# Work to be completed
Write each line exactly, from the line that holds "What data populates" through the final line of the material, and no other line.

- - - - -

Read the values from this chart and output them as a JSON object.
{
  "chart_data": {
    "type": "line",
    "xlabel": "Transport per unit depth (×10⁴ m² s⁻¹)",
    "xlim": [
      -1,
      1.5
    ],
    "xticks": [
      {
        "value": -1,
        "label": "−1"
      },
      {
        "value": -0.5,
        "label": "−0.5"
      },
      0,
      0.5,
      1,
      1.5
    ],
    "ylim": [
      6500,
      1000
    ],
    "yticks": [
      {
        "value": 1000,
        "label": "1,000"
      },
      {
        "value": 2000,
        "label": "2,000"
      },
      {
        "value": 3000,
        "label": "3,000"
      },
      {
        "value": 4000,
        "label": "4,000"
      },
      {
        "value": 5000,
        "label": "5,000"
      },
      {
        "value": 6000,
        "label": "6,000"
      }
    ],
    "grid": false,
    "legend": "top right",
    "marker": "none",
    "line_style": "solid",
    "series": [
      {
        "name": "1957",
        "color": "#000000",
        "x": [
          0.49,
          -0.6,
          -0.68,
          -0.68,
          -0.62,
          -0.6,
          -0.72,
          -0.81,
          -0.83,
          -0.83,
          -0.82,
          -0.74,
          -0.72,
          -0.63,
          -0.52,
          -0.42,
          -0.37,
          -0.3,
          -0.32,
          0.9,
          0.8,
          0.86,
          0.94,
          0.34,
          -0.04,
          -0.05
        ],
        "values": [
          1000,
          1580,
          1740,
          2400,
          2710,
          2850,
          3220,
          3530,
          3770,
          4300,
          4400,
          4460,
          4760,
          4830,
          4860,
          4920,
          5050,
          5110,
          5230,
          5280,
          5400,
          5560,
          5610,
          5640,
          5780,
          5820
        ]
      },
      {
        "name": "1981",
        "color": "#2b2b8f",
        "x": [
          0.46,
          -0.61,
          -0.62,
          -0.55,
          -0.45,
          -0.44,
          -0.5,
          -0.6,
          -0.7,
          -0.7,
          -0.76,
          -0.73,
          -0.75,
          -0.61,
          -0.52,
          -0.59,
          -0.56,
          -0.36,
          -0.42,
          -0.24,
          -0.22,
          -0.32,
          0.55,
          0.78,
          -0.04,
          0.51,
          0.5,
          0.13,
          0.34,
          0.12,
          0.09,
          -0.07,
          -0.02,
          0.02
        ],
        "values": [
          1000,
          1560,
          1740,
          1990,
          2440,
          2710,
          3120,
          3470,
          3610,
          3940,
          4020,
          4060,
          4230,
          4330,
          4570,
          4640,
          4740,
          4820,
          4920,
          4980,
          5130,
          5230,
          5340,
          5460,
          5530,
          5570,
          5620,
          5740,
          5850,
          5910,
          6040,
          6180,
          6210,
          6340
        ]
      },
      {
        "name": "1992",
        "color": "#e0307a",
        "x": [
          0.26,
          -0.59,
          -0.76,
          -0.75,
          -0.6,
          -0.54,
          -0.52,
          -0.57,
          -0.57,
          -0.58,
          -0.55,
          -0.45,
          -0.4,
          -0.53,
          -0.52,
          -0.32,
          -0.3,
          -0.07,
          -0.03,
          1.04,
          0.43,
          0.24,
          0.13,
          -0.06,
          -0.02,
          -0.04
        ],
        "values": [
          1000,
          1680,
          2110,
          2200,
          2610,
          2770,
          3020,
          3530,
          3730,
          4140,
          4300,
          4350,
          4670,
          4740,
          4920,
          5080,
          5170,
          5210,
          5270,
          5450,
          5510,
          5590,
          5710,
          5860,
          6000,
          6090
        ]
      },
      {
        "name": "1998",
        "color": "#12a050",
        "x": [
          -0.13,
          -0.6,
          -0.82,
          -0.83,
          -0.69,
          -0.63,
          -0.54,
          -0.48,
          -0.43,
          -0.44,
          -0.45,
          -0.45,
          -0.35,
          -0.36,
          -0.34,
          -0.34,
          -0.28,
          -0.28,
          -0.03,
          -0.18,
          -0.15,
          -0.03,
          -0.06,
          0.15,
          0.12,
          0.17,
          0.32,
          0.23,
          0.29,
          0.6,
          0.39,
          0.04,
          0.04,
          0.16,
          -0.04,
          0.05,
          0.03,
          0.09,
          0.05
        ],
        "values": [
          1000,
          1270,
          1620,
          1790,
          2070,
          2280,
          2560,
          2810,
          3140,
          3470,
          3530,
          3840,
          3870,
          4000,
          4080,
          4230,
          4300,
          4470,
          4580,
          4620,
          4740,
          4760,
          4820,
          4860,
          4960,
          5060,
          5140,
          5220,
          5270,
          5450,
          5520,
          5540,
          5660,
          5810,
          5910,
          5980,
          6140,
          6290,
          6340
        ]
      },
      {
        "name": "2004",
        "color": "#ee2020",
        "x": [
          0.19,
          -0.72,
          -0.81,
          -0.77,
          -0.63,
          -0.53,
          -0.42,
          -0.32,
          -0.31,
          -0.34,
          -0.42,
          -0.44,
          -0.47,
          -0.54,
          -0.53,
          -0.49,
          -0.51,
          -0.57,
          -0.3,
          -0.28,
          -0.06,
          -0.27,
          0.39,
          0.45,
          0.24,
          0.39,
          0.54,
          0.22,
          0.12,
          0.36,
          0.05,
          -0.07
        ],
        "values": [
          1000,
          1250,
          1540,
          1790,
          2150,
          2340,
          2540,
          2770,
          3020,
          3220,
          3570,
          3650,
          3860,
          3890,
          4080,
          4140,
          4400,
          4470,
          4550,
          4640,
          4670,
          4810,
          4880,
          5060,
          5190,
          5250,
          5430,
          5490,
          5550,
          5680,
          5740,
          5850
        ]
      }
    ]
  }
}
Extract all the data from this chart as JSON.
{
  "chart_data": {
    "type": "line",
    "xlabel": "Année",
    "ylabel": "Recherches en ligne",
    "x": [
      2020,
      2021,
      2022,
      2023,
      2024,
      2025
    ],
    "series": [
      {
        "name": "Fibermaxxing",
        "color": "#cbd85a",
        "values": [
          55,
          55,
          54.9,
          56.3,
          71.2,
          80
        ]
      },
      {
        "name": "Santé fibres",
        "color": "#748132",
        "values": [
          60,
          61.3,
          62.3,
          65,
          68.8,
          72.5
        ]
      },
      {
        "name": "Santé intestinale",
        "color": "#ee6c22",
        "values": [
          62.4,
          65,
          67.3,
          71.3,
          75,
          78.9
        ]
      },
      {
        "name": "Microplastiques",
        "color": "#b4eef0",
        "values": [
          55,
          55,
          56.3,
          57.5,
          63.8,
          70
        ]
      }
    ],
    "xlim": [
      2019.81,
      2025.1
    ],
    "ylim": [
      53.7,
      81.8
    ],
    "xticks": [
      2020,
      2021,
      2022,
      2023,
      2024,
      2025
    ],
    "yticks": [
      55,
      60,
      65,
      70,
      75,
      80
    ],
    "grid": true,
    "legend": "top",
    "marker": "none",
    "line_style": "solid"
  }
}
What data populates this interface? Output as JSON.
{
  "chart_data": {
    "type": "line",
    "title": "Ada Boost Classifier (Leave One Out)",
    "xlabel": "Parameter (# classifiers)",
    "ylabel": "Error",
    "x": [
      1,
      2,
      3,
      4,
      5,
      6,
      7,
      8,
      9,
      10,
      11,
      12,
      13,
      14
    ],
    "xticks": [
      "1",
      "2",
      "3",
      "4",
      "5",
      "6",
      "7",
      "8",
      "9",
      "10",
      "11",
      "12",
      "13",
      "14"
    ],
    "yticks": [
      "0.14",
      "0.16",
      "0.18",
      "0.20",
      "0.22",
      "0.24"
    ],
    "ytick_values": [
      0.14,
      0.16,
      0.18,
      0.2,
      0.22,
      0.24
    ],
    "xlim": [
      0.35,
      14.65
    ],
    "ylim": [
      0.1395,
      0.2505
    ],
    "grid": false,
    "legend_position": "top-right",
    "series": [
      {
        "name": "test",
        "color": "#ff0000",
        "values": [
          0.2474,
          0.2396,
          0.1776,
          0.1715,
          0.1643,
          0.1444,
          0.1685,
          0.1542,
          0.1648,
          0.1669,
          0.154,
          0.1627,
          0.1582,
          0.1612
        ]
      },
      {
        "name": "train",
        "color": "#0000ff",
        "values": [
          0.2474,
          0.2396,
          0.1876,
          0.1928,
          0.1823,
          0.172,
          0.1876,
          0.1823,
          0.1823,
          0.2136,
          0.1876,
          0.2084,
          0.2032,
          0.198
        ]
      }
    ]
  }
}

- - - - -

# Solution for this exercise
What data populates this interface? Output as JSON.
{
  "chart_data": {
    "type": "line",
    "title": "Ada Boost Classifier (Leave One Out)",
    "xlabel": "Parameter (# classifiers)",
    "ylabel": "Error",
    "x": [
      1,
      2,
      3,
      4,
      5,
      6,
      7,
      8,
      9,
      10,
      11,
      12,
      13,
      14
    ],
    "xticks": [
      "1",
      "2",
      "3",
      "4",
      "5",
      "6",
      "7",
      "8",
      "9",
      "10",
      "11",
      "12",
      "13",
      "14"
    ],
    "yticks": [
      "0.14",
      "0.16",
      "0.18",
      "0.20",
      "0.22",
      "0.24"
    ],
    "ytick_values": [
      0.14,
      0.16,
      0.18,
      0.2,
      0.22,
      0.24
    ],
    "xlim": [
      0.35,
      14.65
    ],
    "ylim": [
      0.1395,
      0.2505
    ],
    "grid": false,
    "legend_position": "top-right",
    "series": [
      {
        "name": "test",
        "color": "#ff0000",
        "values": [
          0.2474,
          0.2396,
          0.1776,
          0.1715,
          0.1643,
          0.1444,
          0.1685,
          0.1542,
          0.1648,
          0.1669,
          0.154,
          0.1627,
          0.1582,
          0.1612
        ]
      },
      {
        "name": "train",
        "color": "#0000ff",
        "values": [
          0.2474,
          0.2396,
          0.1876,
          0.1928,
          0.1823,
          0.172,
          0.1876,
          0.1823,
          0.1823,
          0.2136,
          0.1876,
          0.2084,
          0.2032,
          0.198
        ]
      }
    ]
  }
}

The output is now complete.